Short problem: Exactly repeat the material, dropping only the pictures.

Extracted material:
=======

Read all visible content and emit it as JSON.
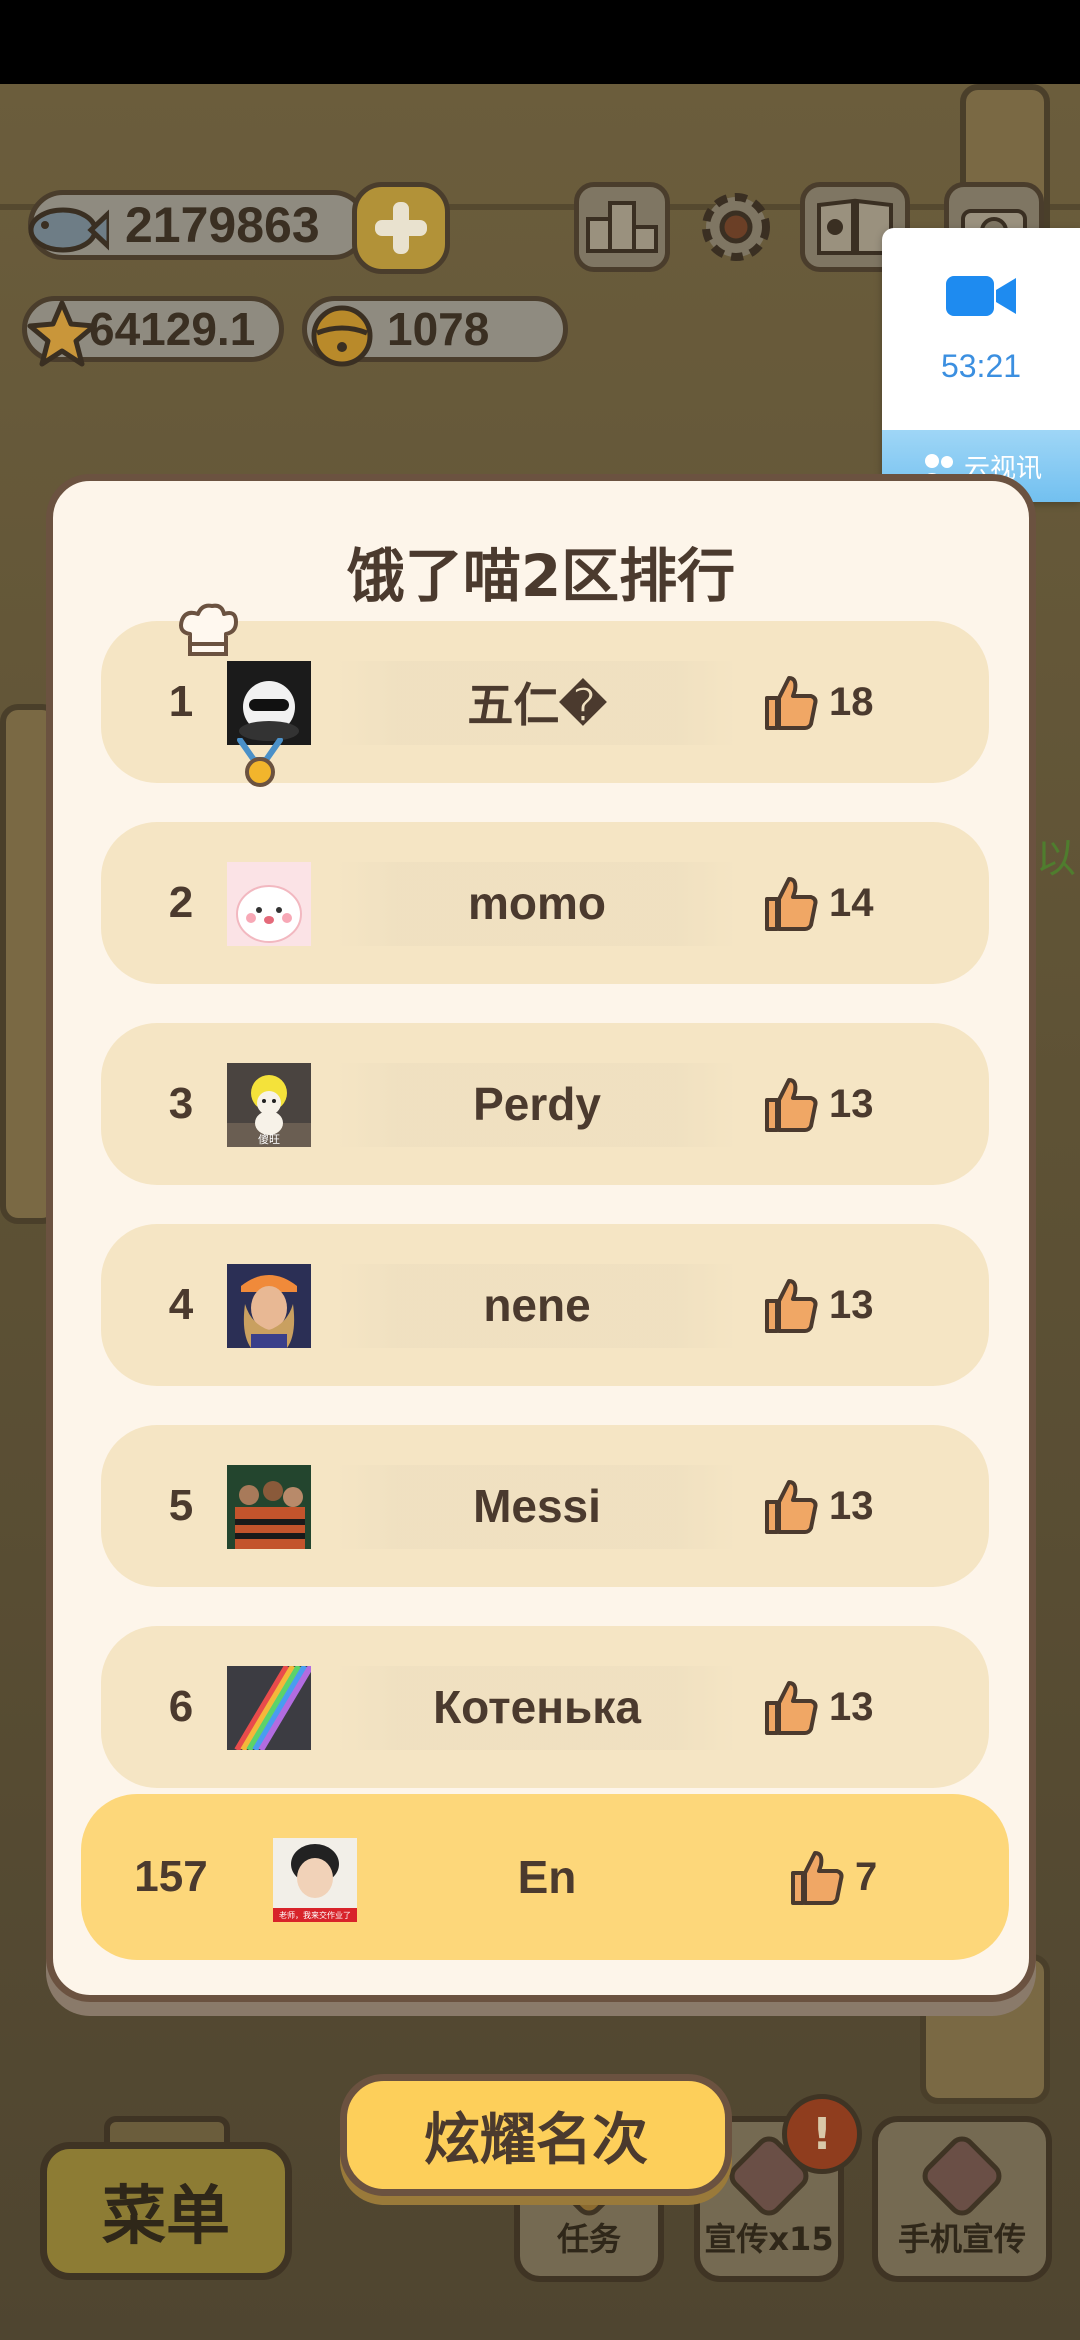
{
  "hud": {
    "fish": "2179863",
    "stars": "64129.1",
    "bells": "1078",
    "icons": [
      "ranking-icon",
      "gear-icon",
      "book-icon",
      "camera-icon"
    ]
  },
  "video_call": {
    "time": "53:21",
    "brand": "云视讯",
    "accent": "#3b8fe0"
  },
  "leaderboard": {
    "title": "饿了喵2区排行",
    "rows": [
      {
        "rank": "1",
        "name": "五仁�",
        "likes": "18"
      },
      {
        "rank": "2",
        "name": "momo",
        "likes": "14"
      },
      {
        "rank": "3",
        "name": "Perdy",
        "likes": "13"
      },
      {
        "rank": "4",
        "name": "nene",
        "likes": "13"
      },
      {
        "rank": "5",
        "name": "Messi",
        "likes": "13"
      },
      {
        "rank": "6",
        "name": "Котенька",
        "likes": "13"
      }
    ],
    "me": {
      "rank": "157",
      "name": "En",
      "likes": "7",
      "avatar_caption": "老师，我来交作业了"
    }
  },
  "avatars": {
    "perdy_caption": "傻旺"
  },
  "bottom": {
    "show_rank": "炫耀名次",
    "menu": "菜单",
    "task": "任务",
    "promote": "宣传x15",
    "phone_promote": "手机宣传",
    "side_peek": "以"
  }
}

=======

Result of the exercise:
Read all visible content and emit it as JSON.
{
  "hud": {
    "fish": "2179863",
    "stars": "64129.1",
    "bells": "1078",
    "icons": [
      "ranking-icon",
      "gear-icon",
      "book-icon",
      "camera-icon"
    ]
  },
  "video_call": {
    "time": "53:21",
    "brand": "云视讯",
    "accent": "#3b8fe0"
  },
  "leaderboard": {
    "title": "饿了喵2区排行",
    "rows": [
      {
        "rank": "1",
        "name": "五仁�",
        "likes": "18"
      },
      {
        "rank": "2",
        "name": "momo",
        "likes": "14"
      },
      {
        "rank": "3",
        "name": "Perdy",
        "likes": "13"
      },
      {
        "rank": "4",
        "name": "nene",
        "likes": "13"
      },
      {
        "rank": "5",
        "name": "Messi",
        "likes": "13"
      },
      {
        "rank": "6",
        "name": "Котенька",
        "likes": "13"
      }
    ],
    "me": {
      "rank": "157",
      "name": "En",
      "likes": "7",
      "avatar_caption": "老师，我来交作业了"
    }
  },
  "avatars": {
    "perdy_caption": "傻旺"
  },
  "bottom": {
    "show_rank": "炫耀名次",
    "menu": "菜单",
    "task": "任务",
    "promote": "宣传x15",
    "phone_promote": "手机宣传",
    "side_peek": "以"
  }
}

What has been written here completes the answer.